Your objective: Pick out the lines below that contain the string "title" and copy them all.

[Figure data in JSON]
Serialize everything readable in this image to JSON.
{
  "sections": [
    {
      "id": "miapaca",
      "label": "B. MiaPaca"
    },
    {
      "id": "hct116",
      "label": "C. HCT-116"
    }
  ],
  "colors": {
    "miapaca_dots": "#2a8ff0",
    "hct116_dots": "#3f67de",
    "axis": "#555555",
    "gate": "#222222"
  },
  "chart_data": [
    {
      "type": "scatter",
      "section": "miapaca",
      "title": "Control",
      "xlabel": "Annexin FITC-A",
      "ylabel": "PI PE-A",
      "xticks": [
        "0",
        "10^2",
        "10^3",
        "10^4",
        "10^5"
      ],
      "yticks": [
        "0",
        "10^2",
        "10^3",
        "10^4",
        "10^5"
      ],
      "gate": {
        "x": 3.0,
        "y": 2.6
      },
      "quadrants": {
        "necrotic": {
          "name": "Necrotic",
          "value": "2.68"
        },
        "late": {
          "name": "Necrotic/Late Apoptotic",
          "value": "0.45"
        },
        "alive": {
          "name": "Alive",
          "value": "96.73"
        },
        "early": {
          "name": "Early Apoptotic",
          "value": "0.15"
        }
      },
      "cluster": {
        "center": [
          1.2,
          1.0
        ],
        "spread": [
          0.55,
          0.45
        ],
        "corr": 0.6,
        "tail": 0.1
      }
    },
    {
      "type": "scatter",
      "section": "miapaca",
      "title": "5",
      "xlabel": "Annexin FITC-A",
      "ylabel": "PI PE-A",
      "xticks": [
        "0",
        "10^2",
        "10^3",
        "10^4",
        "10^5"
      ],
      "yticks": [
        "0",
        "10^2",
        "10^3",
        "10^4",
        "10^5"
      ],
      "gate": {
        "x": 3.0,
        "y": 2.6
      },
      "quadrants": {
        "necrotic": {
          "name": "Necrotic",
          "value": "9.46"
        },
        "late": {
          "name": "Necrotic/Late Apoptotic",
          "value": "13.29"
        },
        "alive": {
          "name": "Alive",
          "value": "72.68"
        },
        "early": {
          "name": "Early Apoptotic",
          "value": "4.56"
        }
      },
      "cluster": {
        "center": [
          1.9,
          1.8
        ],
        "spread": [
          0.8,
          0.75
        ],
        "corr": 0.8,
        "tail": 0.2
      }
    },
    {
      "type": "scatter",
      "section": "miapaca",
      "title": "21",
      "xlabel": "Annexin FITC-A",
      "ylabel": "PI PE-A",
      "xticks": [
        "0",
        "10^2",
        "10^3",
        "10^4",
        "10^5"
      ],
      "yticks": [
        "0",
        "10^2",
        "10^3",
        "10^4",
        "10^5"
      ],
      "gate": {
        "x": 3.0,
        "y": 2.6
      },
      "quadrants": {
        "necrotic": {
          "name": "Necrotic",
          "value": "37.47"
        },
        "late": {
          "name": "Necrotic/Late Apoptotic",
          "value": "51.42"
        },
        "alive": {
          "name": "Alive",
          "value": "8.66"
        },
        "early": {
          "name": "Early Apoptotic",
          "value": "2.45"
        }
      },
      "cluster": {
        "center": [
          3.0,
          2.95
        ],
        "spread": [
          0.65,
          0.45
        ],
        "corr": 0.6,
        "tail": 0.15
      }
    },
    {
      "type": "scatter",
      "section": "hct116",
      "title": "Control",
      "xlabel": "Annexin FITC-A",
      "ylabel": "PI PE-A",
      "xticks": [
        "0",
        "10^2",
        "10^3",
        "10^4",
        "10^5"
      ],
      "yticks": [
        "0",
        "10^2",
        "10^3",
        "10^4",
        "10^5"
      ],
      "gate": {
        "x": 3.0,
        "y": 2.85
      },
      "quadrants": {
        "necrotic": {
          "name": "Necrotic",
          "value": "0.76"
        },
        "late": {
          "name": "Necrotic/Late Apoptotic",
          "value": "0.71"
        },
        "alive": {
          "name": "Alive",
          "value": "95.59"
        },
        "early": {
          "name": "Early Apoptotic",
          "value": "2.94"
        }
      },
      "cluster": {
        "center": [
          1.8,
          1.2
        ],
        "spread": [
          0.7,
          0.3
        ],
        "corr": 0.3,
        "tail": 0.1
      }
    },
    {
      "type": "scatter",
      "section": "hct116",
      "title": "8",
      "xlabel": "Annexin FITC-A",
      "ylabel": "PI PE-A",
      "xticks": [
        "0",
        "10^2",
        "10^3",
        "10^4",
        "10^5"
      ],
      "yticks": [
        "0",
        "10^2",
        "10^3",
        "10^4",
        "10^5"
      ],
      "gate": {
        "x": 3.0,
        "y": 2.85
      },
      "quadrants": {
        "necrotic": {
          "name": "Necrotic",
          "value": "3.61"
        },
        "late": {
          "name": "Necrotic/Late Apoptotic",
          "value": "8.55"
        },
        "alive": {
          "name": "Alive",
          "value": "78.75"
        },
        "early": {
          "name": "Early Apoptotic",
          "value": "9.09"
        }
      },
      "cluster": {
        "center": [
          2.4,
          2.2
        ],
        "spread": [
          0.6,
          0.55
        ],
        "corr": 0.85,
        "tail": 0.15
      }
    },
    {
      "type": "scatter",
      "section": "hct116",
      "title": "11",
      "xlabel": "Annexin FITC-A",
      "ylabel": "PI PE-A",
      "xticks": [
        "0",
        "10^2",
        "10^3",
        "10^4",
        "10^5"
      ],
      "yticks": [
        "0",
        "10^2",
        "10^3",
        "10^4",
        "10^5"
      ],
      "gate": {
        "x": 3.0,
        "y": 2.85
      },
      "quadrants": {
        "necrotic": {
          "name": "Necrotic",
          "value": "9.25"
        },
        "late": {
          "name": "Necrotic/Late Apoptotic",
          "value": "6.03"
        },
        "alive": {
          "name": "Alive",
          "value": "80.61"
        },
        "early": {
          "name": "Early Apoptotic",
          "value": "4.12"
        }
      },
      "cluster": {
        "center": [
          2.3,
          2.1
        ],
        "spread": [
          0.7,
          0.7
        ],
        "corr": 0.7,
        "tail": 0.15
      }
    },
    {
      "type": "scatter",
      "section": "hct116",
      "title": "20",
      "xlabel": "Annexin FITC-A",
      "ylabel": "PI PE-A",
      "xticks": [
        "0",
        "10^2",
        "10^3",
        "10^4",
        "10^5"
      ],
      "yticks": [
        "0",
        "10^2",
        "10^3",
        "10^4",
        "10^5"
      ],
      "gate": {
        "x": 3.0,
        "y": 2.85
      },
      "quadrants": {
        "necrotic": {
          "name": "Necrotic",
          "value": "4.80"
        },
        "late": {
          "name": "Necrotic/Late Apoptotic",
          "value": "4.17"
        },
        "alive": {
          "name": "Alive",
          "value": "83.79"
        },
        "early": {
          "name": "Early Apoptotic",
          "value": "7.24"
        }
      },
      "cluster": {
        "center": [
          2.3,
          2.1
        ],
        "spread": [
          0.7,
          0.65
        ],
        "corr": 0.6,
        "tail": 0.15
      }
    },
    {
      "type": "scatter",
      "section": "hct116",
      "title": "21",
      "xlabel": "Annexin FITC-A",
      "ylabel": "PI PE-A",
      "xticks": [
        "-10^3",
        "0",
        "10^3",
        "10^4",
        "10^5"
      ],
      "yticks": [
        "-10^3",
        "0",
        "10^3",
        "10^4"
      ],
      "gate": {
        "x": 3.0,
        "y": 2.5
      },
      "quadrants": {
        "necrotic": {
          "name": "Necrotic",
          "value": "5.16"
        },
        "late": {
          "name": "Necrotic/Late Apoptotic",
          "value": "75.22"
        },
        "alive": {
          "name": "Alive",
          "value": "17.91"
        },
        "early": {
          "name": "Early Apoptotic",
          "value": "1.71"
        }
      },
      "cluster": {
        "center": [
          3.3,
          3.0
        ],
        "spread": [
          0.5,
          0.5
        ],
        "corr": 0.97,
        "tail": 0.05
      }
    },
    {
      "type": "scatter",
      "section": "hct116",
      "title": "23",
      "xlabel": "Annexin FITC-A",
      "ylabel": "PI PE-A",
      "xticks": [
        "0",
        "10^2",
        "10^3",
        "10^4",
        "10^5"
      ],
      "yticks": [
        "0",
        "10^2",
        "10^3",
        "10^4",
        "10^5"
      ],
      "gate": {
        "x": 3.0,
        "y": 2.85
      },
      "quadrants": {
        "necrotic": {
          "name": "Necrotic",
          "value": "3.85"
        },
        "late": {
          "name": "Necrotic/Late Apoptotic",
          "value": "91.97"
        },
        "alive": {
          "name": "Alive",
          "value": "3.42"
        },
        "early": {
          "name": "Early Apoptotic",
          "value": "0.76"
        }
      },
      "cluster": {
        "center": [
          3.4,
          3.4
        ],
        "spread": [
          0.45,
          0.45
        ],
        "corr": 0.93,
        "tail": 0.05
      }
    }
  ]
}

Response to the exercise:
      "title": "Control",
      "title": "5",
      "title": "21",
      "title": "Control",
      "title": "8",
      "title": "11",
      "title": "20",
      "title": "21",
      "title": "23",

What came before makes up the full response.